▶ [WHAT THE TASK REQUIRES]: Go through the entries below and copy each line containing the word "指导思想".

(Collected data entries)
Start
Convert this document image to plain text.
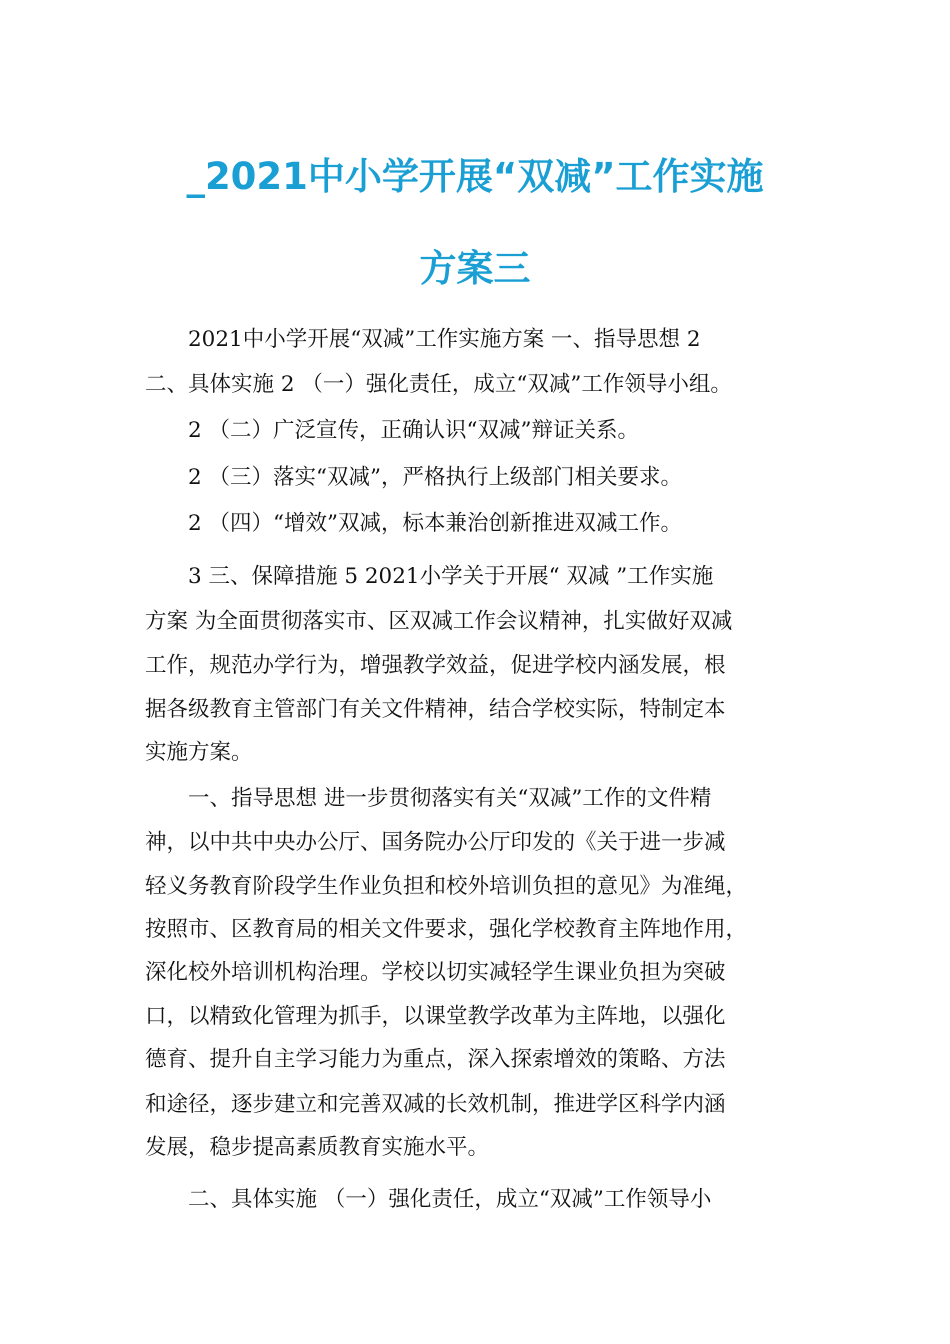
_2021中小学开展“双减”工作实施
方案三
　　2021中小学开展“双减”工作实施方案 一、指导思想 2
二、具体实施 2 （一）强化责任，成立“双减”工作领导小组。
　　2 （二）广泛宣传，正确认识“双减”辩证关系。
　　2 （三）落实“双减”，严格执行上级部门相关要求。
　　2 （四）“增效”双减，标本兼治创新推进双减工作。
　　3 三、保障措施 5 2021小学关于开展“ 双减 ”工作实施
方案 为全面贯彻落实市、区双减工作会议精神，扎实做好双减
工作，规范办学行为，增强教学效益，促进学校内涵发展，根
据各级教育主管部门有关文件精神，结合学校实际，特制定本
实施方案。
　　一、指导思想 进一步贯彻落实有关“双减”工作的文件精
神，以中共中央办公厅、国务院办公厅印发的《关于进一步减
轻义务教育阶段学生作业负担和校外培训负担的意见》为准绳，
按照市、区教育局的相关文件要求，强化学校教育主阵地作用，
深化校外培训机构治理。学校以切实减轻学生课业负担为突破
口，以精致化管理为抓手，以课堂教学改革为主阵地，以强化
德育、提升自主学习能力为重点，深入探索增效的策略、方法
和途径，逐步建立和完善双减的长效机制，推进学区科学内涵
发展，稳步提高素质教育实施水平。
　　二、具体实施 （一）强化责任，成立“双减”工作领导小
End
▶ [TASK SOLUTION]:
　　2021中小学开展“双减”工作实施方案 一、指导思想 2
　　一、指导思想 进一步贯彻落实有关“双减”工作的文件精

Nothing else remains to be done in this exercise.